> **Short exercise**:
For the copy, please give all of the data again exactly and leave the pictures out.

━━ Records supplied

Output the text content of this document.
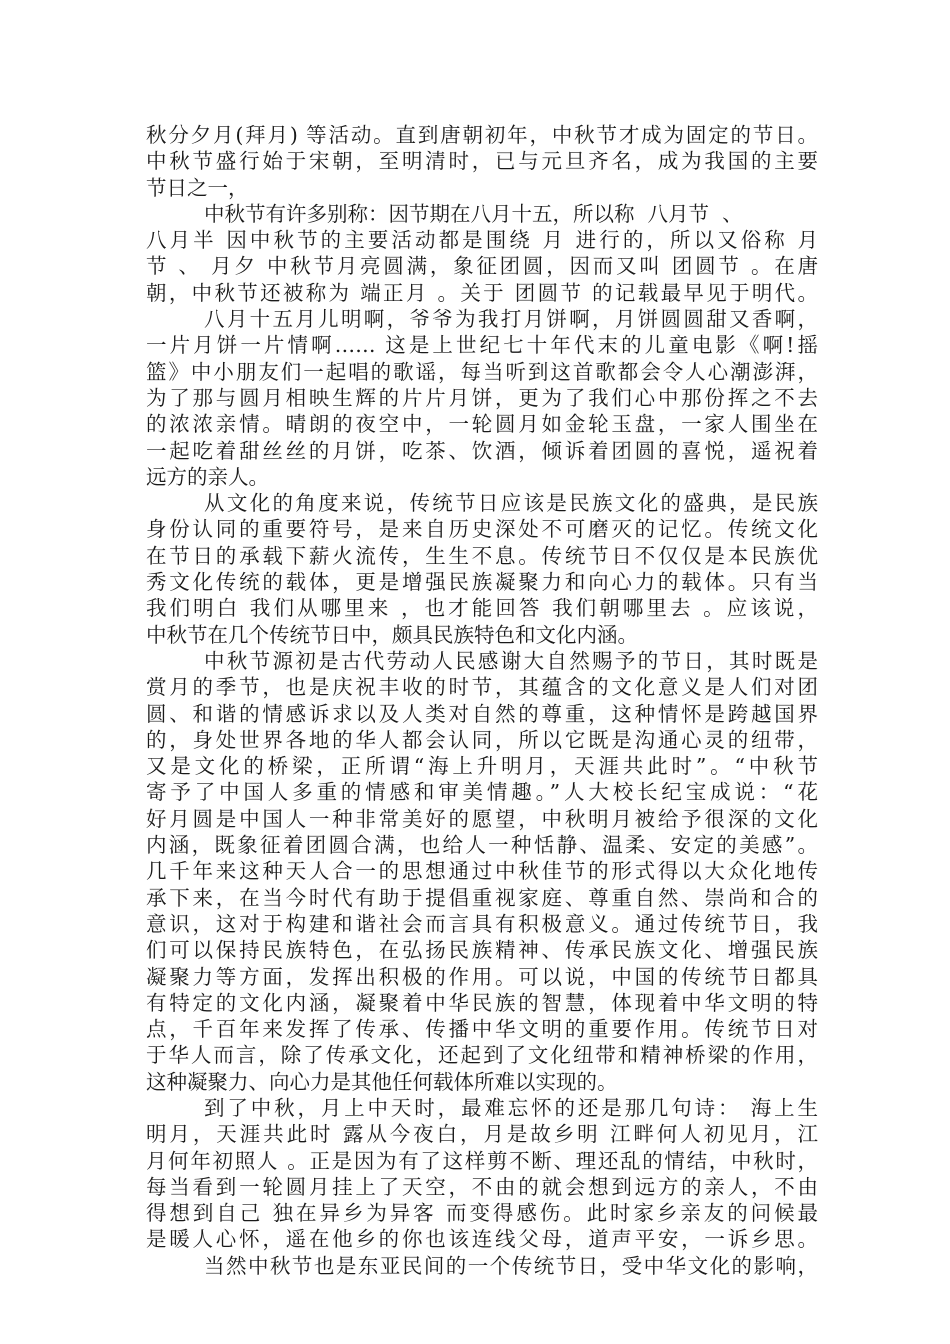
秋分夕月(拜月) 等活动。直到唐朝初年，中秋节才成为固定的节日。
中秋节盛行始于宋朝，至明清时，已与元旦齐名，成为我国的主要
节日之一，
中秋节有许多别称：因节期在八月十五，所以称  八月节  、
八月半 因中秋节的主要活动都是围绕 月 进行的，所以又俗称 月
节 、 月夕 中秋节月亮圆满，象征团圆，因而又叫 团圆节 。在唐
朝，中秋节还被称为 端正月 。关于 团圆节 的记载最早见于明代。
八月十五月儿明啊，爷爷为我打月饼啊，月饼圆圆甜又香啊，
一片月饼一片情啊…… 这是上世纪七十年代末的儿童电影《啊!摇
篮》中小朋友们一起唱的歌谣，每当听到这首歌都会令人心潮澎湃，
为了那与圆月相映生辉的片片月饼，更为了我们心中那份挥之不去
的浓浓亲情。晴朗的夜空中，一轮圆月如金轮玉盘，一家人围坐在
一起吃着甜丝丝的月饼，吃茶、饮酒，倾诉着团圆的喜悦，遥祝着
远方的亲人。
从文化的角度来说，传统节日应该是民族文化的盛典，是民族
身份认同的重要符号，是来自历史深处不可磨灭的记忆。传统文化
在节日的承载下薪火流传，生生不息。传统节日不仅仅是本民族优
秀文化传统的载体，更是增强民族凝聚力和向心力的载体。只有当
我们明白 我们从哪里来 ，也才能回答 我们朝哪里去 。应该说，
中秋节在几个传统节日中，颇具民族特色和文化内涵。
中秋节源初是古代劳动人民感谢大自然赐予的节日，其时既是
赏月的季节，也是庆祝丰收的时节，其蕴含的文化意义是人们对团
圆、和谐的情感诉求以及人类对自然的尊重，这种情怀是跨越国界
的，身处世界各地的华人都会认同，所以它既是沟通心灵的纽带，
又是文化的桥梁，正所谓“海上升明月，天涯共此时”。“中秋节
寄予了中国人多重的情感和审美情趣。”人大校长纪宝成说：“花
好月圆是中国人一种非常美好的愿望，中秋明月被给予很深的文化
内涵，既象征着团圆合满，也给人一种恬静、温柔、安定的美感”。
几千年来这种天人合一的思想通过中秋佳节的形式得以大众化地传
承下来，在当今时代有助于提倡重视家庭、尊重自然、崇尚和合的
意识，这对于构建和谐社会而言具有积极意义。通过传统节日，我
们可以保持民族特色，在弘扬民族精神、传承民族文化、增强民族
凝聚力等方面，发挥出积极的作用。可以说，中国的传统节日都具
有特定的文化内涵，凝聚着中华民族的智慧，体现着中华文明的特
点，千百年来发挥了传承、传播中华文明的重要作用。传统节日对
于华人而言，除了传承文化，还起到了文化纽带和精神桥梁的作用，
这种凝聚力、向心力是其他任何载体所难以实现的。
到了中秋，月上中天时，最难忘怀的还是那几句诗： 海上生
明月，天涯共此时 露从今夜白，月是故乡明 江畔何人初见月，江
月何年初照人 。正是因为有了这样剪不断、理还乱的情结，中秋时，
每当看到一轮圆月挂上了天空，不由的就会想到远方的亲人，不由
得想到自己 独在异乡为异客 而变得感伤。此时家乡亲友的问候最
是暖人心怀，遥在他乡的你也该连线父母，道声平安，一诉乡思。
当然中秋节也是东亚民间的一个传统节日，受中华文化的影响，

━━━━

> **Written solution**:
Output the text content of this document.
秋分夕月(拜月) 等活动。直到唐朝初年，中秋节才成为固定的节日。
中秋节盛行始于宋朝，至明清时，已与元旦齐名，成为我国的主要
节日之一，
中秋节有许多别称：因节期在八月十五，所以称  八月节  、
八月半 因中秋节的主要活动都是围绕 月 进行的，所以又俗称 月
节 、 月夕 中秋节月亮圆满，象征团圆，因而又叫 团圆节 。在唐
朝，中秋节还被称为 端正月 。关于 团圆节 的记载最早见于明代。
八月十五月儿明啊，爷爷为我打月饼啊，月饼圆圆甜又香啊，
一片月饼一片情啊…… 这是上世纪七十年代末的儿童电影《啊!摇
篮》中小朋友们一起唱的歌谣，每当听到这首歌都会令人心潮澎湃，
为了那与圆月相映生辉的片片月饼，更为了我们心中那份挥之不去
的浓浓亲情。晴朗的夜空中，一轮圆月如金轮玉盘，一家人围坐在
一起吃着甜丝丝的月饼，吃茶、饮酒，倾诉着团圆的喜悦，遥祝着
远方的亲人。
从文化的角度来说，传统节日应该是民族文化的盛典，是民族
身份认同的重要符号，是来自历史深处不可磨灭的记忆。传统文化
在节日的承载下薪火流传，生生不息。传统节日不仅仅是本民族优
秀文化传统的载体，更是增强民族凝聚力和向心力的载体。只有当
我们明白 我们从哪里来 ，也才能回答 我们朝哪里去 。应该说，
中秋节在几个传统节日中，颇具民族特色和文化内涵。
中秋节源初是古代劳动人民感谢大自然赐予的节日，其时既是
赏月的季节，也是庆祝丰收的时节，其蕴含的文化意义是人们对团
圆、和谐的情感诉求以及人类对自然的尊重，这种情怀是跨越国界
的，身处世界各地的华人都会认同，所以它既是沟通心灵的纽带，
又是文化的桥梁，正所谓“海上升明月，天涯共此时”。“中秋节
寄予了中国人多重的情感和审美情趣。”人大校长纪宝成说：“花
好月圆是中国人一种非常美好的愿望，中秋明月被给予很深的文化
内涵，既象征着团圆合满，也给人一种恬静、温柔、安定的美感”。
几千年来这种天人合一的思想通过中秋佳节的形式得以大众化地传
承下来，在当今时代有助于提倡重视家庭、尊重自然、崇尚和合的
意识，这对于构建和谐社会而言具有积极意义。通过传统节日，我
们可以保持民族特色，在弘扬民族精神、传承民族文化、增强民族
凝聚力等方面，发挥出积极的作用。可以说，中国的传统节日都具
有特定的文化内涵，凝聚着中华民族的智慧，体现着中华文明的特
点，千百年来发挥了传承、传播中华文明的重要作用。传统节日对
于华人而言，除了传承文化，还起到了文化纽带和精神桥梁的作用，
这种凝聚力、向心力是其他任何载体所难以实现的。
到了中秋，月上中天时，最难忘怀的还是那几句诗： 海上生
明月，天涯共此时 露从今夜白，月是故乡明 江畔何人初见月，江
月何年初照人 。正是因为有了这样剪不断、理还乱的情结，中秋时，
每当看到一轮圆月挂上了天空，不由的就会想到远方的亲人，不由
得想到自己 独在异乡为异客 而变得感伤。此时家乡亲友的问候最
是暖人心怀，遥在他乡的你也该连线父母，道声平安，一诉乡思。
当然中秋节也是东亚民间的一个传统节日，受中华文化的影响，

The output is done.